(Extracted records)
====

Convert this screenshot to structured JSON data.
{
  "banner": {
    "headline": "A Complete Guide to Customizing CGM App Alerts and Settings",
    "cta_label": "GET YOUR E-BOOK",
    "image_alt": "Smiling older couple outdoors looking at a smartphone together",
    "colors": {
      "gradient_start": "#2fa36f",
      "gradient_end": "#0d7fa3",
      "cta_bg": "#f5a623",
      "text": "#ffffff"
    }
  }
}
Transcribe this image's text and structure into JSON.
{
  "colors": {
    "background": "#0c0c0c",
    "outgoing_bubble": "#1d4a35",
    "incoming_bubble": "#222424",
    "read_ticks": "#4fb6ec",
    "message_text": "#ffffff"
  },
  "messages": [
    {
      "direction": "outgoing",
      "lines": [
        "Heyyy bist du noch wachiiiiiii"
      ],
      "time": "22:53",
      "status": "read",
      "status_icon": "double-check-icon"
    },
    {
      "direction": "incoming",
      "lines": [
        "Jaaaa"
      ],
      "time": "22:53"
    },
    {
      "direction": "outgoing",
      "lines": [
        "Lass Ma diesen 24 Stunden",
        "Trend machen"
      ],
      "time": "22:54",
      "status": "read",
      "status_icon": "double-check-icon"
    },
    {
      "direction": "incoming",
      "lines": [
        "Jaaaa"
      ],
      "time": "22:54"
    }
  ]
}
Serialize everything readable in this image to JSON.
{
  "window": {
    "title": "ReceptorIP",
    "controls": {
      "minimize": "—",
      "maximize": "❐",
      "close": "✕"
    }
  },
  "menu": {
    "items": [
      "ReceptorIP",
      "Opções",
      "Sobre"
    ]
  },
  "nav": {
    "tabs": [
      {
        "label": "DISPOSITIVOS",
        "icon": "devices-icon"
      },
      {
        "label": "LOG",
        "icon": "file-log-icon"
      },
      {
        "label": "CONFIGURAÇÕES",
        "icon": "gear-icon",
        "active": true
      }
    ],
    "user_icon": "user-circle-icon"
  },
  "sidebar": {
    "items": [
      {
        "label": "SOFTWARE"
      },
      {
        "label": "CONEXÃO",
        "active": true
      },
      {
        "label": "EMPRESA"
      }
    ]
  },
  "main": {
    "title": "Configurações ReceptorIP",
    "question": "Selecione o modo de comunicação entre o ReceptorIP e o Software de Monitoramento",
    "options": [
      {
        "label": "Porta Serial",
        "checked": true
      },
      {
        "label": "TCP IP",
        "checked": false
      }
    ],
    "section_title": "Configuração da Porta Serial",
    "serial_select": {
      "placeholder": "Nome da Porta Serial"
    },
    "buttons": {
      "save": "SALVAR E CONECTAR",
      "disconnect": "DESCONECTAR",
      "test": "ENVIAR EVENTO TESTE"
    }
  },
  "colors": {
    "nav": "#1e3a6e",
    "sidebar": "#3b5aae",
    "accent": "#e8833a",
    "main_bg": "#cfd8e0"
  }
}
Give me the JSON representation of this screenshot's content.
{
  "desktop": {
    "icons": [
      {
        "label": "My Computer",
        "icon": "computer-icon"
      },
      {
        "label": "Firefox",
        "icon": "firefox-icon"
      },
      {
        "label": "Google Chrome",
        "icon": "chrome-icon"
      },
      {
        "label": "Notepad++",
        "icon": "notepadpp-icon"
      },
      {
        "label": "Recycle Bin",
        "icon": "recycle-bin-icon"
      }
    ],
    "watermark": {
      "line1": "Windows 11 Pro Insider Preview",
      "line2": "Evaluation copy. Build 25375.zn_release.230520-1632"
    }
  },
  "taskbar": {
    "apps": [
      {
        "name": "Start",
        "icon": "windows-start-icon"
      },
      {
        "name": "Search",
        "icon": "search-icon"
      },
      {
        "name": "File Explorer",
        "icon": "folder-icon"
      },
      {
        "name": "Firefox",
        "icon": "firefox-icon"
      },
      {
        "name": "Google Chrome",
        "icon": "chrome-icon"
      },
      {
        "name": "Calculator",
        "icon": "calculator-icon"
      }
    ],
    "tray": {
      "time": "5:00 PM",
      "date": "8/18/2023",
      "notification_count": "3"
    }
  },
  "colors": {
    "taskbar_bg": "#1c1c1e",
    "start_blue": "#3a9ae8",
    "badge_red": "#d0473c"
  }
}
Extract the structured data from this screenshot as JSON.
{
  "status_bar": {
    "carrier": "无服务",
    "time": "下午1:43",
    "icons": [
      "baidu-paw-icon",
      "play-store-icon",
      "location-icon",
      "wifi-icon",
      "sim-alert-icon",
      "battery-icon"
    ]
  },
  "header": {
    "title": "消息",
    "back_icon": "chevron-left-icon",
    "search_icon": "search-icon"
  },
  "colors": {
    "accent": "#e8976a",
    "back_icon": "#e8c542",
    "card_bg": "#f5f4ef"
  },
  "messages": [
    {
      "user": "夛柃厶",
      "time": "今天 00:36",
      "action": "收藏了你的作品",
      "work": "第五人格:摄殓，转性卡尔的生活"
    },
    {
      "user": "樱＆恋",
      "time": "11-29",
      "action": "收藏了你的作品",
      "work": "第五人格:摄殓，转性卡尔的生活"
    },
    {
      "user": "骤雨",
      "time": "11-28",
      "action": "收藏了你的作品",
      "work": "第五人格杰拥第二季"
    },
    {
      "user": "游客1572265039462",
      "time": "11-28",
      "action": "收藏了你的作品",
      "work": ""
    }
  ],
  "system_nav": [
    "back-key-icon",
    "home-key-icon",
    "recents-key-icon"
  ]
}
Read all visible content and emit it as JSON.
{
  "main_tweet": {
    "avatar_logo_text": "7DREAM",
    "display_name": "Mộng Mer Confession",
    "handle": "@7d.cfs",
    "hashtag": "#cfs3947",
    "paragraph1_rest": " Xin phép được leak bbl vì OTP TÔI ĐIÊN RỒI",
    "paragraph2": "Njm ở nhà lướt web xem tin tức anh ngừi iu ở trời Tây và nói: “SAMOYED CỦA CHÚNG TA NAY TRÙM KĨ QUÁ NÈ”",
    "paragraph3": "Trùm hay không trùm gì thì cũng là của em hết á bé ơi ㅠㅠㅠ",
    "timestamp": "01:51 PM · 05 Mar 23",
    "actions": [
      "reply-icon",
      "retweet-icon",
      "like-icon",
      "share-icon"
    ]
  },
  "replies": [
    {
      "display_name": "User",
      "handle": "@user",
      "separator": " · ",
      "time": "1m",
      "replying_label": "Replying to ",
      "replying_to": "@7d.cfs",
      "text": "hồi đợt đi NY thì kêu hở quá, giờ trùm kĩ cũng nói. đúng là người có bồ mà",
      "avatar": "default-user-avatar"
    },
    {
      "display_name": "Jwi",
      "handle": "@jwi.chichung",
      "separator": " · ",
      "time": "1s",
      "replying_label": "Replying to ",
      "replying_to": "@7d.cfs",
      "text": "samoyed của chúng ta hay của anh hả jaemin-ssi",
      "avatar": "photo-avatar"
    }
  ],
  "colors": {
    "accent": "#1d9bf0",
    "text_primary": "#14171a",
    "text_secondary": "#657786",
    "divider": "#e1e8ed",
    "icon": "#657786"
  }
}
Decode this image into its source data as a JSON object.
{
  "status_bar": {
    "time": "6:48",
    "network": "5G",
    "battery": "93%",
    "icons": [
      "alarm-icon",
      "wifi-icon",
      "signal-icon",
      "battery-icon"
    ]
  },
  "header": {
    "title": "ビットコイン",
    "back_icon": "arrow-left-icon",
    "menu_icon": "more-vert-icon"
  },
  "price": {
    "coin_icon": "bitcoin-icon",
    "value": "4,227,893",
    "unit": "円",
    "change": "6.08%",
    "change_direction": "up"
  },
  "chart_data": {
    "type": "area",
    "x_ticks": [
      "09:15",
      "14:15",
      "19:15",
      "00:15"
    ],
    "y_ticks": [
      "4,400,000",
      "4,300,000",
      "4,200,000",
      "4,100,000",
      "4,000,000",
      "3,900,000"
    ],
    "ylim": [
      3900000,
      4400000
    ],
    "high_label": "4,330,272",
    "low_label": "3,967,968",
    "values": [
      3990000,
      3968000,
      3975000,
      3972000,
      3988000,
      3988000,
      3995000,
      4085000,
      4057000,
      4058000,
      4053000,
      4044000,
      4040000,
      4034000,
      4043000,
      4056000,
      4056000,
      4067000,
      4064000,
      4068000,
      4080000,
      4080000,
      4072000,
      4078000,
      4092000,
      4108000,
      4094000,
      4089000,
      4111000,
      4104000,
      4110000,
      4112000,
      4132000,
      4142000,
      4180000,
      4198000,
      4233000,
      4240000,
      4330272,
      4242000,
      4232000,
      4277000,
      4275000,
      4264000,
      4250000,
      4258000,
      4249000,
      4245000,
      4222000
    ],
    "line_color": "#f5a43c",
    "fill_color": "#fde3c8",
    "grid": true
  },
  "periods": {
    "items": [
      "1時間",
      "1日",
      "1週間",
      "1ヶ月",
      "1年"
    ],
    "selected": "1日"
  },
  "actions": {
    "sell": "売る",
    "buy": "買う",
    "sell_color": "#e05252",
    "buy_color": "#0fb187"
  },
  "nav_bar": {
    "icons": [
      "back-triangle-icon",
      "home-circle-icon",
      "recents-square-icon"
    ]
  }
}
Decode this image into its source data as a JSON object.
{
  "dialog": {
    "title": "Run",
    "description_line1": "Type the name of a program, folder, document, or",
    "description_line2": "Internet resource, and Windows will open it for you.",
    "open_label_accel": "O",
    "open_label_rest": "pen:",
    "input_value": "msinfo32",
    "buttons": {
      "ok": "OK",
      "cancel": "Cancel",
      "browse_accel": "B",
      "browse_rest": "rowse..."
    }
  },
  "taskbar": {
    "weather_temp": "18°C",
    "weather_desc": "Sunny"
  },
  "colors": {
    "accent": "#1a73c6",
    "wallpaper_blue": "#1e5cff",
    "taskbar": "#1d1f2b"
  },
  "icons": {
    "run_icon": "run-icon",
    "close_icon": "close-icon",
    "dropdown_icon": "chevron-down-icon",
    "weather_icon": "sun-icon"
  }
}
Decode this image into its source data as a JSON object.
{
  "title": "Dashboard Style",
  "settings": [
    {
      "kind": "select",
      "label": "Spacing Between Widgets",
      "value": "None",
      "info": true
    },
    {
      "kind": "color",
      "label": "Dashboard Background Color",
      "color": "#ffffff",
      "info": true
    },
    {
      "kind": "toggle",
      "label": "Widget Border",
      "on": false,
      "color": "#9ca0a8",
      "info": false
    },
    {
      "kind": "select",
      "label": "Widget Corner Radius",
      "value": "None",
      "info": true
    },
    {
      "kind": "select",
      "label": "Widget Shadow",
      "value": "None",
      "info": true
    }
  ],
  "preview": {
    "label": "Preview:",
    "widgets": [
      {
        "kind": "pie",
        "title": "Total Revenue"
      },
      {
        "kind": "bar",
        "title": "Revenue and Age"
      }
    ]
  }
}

====

Look through the entries above and report each line where the string "folder" occurs.

* [In response]
        "icon": "folder-icon"
    "description_line1": "Type the name of a program, folder, document, or",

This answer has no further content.